### Extracted records
BEGIN

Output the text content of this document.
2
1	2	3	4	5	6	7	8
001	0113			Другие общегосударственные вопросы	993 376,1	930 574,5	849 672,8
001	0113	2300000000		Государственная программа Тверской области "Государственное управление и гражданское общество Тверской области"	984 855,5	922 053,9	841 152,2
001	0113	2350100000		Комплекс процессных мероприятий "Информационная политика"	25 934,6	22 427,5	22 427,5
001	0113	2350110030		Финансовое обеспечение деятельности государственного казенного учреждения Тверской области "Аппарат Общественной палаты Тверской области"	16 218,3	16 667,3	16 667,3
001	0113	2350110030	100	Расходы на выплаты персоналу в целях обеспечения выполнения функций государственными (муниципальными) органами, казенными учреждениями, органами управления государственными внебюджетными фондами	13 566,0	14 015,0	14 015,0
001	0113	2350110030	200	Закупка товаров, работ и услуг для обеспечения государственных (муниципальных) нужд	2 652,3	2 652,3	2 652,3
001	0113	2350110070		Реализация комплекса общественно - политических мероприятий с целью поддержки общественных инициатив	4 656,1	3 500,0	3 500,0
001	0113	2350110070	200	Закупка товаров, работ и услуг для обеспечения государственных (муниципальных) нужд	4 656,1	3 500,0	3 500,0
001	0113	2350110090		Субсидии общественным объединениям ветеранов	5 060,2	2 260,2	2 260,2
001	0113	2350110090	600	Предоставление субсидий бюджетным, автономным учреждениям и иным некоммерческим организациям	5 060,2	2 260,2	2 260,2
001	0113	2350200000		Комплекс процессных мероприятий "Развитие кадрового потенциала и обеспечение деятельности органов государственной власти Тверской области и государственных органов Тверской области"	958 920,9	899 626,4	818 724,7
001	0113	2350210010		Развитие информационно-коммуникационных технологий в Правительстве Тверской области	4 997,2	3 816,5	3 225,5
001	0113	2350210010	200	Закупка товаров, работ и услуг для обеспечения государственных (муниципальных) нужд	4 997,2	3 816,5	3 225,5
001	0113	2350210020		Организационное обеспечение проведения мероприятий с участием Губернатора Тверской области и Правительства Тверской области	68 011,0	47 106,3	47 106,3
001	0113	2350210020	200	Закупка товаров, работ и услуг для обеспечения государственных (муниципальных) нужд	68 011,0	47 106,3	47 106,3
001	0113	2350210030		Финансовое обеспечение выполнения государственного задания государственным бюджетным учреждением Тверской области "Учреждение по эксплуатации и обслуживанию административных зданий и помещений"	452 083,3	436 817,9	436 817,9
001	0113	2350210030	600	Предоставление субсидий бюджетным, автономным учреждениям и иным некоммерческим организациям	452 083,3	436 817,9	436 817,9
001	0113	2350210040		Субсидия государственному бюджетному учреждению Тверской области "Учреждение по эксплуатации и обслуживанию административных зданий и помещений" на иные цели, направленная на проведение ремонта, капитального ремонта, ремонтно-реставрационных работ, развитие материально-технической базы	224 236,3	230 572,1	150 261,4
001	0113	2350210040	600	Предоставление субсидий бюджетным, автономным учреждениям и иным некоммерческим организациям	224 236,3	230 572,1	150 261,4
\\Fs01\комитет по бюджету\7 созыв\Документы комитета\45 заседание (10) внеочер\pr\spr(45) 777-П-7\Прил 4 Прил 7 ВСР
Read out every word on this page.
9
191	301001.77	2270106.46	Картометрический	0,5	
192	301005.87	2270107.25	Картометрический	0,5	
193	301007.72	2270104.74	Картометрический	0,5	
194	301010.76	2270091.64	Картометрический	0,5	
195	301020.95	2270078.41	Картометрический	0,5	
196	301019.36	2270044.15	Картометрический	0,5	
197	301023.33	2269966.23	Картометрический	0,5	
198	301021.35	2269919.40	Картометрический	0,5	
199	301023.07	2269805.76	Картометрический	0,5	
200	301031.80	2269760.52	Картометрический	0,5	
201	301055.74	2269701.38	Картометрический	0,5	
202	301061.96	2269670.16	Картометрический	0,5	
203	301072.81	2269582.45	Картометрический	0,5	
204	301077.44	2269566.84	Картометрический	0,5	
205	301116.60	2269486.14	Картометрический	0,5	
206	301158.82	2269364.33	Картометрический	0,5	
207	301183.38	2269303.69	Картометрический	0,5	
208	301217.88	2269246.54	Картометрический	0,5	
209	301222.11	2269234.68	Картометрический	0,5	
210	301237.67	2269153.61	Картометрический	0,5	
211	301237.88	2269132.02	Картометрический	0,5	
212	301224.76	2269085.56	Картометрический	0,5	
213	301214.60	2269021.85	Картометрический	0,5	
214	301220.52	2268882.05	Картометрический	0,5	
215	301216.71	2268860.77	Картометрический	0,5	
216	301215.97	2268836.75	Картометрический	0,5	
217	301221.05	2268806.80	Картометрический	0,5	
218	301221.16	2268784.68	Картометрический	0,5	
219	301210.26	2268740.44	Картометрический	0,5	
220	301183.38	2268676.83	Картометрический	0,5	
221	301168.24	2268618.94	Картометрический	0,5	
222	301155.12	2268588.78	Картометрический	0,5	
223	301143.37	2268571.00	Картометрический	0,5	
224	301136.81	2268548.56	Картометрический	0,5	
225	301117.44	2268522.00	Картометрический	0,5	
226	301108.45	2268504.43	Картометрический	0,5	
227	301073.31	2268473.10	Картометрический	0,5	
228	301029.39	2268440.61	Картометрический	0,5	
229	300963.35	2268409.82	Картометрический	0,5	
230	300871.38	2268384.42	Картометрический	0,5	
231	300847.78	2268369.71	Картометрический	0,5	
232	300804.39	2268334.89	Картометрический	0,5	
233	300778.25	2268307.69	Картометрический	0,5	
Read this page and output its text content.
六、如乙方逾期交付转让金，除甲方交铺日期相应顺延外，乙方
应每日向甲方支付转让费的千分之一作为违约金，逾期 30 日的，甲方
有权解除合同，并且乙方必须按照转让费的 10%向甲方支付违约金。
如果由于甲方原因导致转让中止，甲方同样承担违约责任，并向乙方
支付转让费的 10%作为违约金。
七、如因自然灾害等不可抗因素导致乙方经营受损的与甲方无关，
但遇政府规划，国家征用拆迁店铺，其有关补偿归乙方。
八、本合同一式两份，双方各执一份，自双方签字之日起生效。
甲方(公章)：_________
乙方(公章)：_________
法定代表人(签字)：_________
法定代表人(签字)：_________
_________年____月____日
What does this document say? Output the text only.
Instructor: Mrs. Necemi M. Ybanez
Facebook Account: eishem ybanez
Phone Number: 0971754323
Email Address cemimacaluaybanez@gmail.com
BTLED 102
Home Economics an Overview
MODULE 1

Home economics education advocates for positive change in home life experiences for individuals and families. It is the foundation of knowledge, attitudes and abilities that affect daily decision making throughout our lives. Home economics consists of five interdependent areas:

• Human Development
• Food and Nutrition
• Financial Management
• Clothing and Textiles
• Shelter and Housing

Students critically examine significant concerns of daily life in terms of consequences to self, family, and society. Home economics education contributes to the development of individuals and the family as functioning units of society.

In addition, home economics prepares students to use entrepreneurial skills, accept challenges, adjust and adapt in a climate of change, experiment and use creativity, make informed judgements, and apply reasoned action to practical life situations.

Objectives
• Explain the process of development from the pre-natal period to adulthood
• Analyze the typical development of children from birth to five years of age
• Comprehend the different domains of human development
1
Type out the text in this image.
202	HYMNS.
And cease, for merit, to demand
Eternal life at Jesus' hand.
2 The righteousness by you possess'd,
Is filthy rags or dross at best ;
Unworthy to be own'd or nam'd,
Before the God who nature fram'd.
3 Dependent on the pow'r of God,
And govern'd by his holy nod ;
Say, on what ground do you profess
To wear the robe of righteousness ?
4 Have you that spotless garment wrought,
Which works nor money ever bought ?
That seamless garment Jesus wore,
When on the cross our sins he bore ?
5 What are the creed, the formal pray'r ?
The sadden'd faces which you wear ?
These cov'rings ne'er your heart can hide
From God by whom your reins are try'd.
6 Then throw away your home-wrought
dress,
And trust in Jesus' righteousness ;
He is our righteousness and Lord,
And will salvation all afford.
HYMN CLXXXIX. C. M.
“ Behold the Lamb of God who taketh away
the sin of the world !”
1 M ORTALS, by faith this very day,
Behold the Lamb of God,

END

### The problem
Please extract exactly, and only, the lines from the line containing "Type out the text in this image." through the last line of the records.

### Solution for this exercise
Type out the text in this image.
202	HYMNS.
And cease, for merit, to demand
Eternal life at Jesus' hand.
2 The righteousness by you possess'd,
Is filthy rags or dross at best ;
Unworthy to be own'd or nam'd,
Before the God who nature fram'd.
3 Dependent on the pow'r of God,
And govern'd by his holy nod ;
Say, on what ground do you profess
To wear the robe of righteousness ?
4 Have you that spotless garment wrought,
Which works nor money ever bought ?
That seamless garment Jesus wore,
When on the cross our sins he bore ?
5 What are the creed, the formal pray'r ?
The sadden'd faces which you wear ?
These cov'rings ne'er your heart can hide
From God by whom your reins are try'd.
6 Then throw away your home-wrought
dress,
And trust in Jesus' righteousness ;
He is our righteousness and Lord,
And will salvation all afford.
HYMN CLXXXIX. C. M.
“ Behold the Lamb of God who taketh away
the sin of the world !”
1 M ORTALS, by faith this very day,
Behold the Lamb of God,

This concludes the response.